WORK TO COMPLETE: Repeat, without any change, the entries presented below.

Some records:
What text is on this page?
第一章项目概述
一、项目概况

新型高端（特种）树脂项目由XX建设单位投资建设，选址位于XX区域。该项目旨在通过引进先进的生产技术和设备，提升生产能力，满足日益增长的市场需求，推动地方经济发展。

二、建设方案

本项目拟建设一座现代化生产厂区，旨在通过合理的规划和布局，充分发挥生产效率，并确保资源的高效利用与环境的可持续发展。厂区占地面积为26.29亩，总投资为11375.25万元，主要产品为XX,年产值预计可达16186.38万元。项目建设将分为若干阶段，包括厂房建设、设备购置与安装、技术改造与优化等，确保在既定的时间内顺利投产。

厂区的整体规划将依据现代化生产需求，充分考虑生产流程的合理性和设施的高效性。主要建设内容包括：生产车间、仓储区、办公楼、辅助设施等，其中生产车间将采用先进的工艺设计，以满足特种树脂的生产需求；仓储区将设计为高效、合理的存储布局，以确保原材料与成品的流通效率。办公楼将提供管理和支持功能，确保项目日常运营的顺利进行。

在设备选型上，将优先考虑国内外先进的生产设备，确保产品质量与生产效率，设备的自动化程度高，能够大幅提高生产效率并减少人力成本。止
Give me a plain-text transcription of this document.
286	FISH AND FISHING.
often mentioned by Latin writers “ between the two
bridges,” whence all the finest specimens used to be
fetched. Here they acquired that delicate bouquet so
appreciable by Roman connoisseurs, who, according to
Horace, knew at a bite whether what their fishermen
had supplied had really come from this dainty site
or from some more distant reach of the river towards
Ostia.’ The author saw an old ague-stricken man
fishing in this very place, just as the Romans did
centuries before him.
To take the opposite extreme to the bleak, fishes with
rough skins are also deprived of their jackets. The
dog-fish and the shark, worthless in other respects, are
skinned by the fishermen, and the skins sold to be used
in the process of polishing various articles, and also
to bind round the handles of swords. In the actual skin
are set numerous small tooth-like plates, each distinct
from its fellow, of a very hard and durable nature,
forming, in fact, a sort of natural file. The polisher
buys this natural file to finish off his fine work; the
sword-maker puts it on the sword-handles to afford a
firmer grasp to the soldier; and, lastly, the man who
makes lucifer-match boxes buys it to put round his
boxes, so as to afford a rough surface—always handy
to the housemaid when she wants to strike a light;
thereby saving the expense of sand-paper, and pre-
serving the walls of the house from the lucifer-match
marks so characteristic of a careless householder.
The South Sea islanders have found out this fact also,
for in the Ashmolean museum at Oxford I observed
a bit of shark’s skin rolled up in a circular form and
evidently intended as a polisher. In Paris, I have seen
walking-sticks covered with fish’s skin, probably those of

EXERCISE RESPONSE:
What text is on this page?
第一章项目概述
一、项目概况

新型高端（特种）树脂项目由XX建设单位投资建设，选址位于XX区域。该项目旨在通过引进先进的生产技术和设备，提升生产能力，满足日益增长的市场需求，推动地方经济发展。

二、建设方案

本项目拟建设一座现代化生产厂区，旨在通过合理的规划和布局，充分发挥生产效率，并确保资源的高效利用与环境的可持续发展。厂区占地面积为26.29亩，总投资为11375.25万元，主要产品为XX,年产值预计可达16186.38万元。项目建设将分为若干阶段，包括厂房建设、设备购置与安装、技术改造与优化等，确保在既定的时间内顺利投产。

厂区的整体规划将依据现代化生产需求，充分考虑生产流程的合理性和设施的高效性。主要建设内容包括：生产车间、仓储区、办公楼、辅助设施等，其中生产车间将采用先进的工艺设计，以满足特种树脂的生产需求；仓储区将设计为高效、合理的存储布局，以确保原材料与成品的流通效率。办公楼将提供管理和支持功能，确保项目日常运营的顺利进行。

在设备选型上，将优先考虑国内外先进的生产设备，确保产品质量与生产效率，设备的自动化程度高，能够大幅提高生产效率并减少人力成本。止
Give me a plain-text transcription of this document.
286	FISH AND FISHING.
often mentioned by Latin writers “ between the two
bridges,” whence all the finest specimens used to be
fetched. Here they acquired that delicate bouquet so
appreciable by Roman connoisseurs, who, according to
Horace, knew at a bite whether what their fishermen
had supplied had really come from this dainty site
or from some more distant reach of the river towards
Ostia.’ The author saw an old ague-stricken man
fishing in this very place, just as the Romans did
centuries before him.
To take the opposite extreme to the bleak, fishes with
rough skins are also deprived of their jackets. The
dog-fish and the shark, worthless in other respects, are
skinned by the fishermen, and the skins sold to be used
in the process of polishing various articles, and also
to bind round the handles of swords. In the actual skin
are set numerous small tooth-like plates, each distinct
from its fellow, of a very hard and durable nature,
forming, in fact, a sort of natural file. The polisher
buys this natural file to finish off his fine work; the
sword-maker puts it on the sword-handles to afford a
firmer grasp to the soldier; and, lastly, the man who
makes lucifer-match boxes buys it to put round his
boxes, so as to afford a rough surface—always handy
to the housemaid when she wants to strike a light;
thereby saving the expense of sand-paper, and pre-
serving the walls of the house from the lucifer-match
marks so characteristic of a careless householder.
The South Sea islanders have found out this fact also,
for in the Ashmolean museum at Oxford I observed
a bit of shark’s skin rolled up in a circular form and
evidently intended as a polisher. In Paris, I have seen
walking-sticks covered with fish’s skin, probably those of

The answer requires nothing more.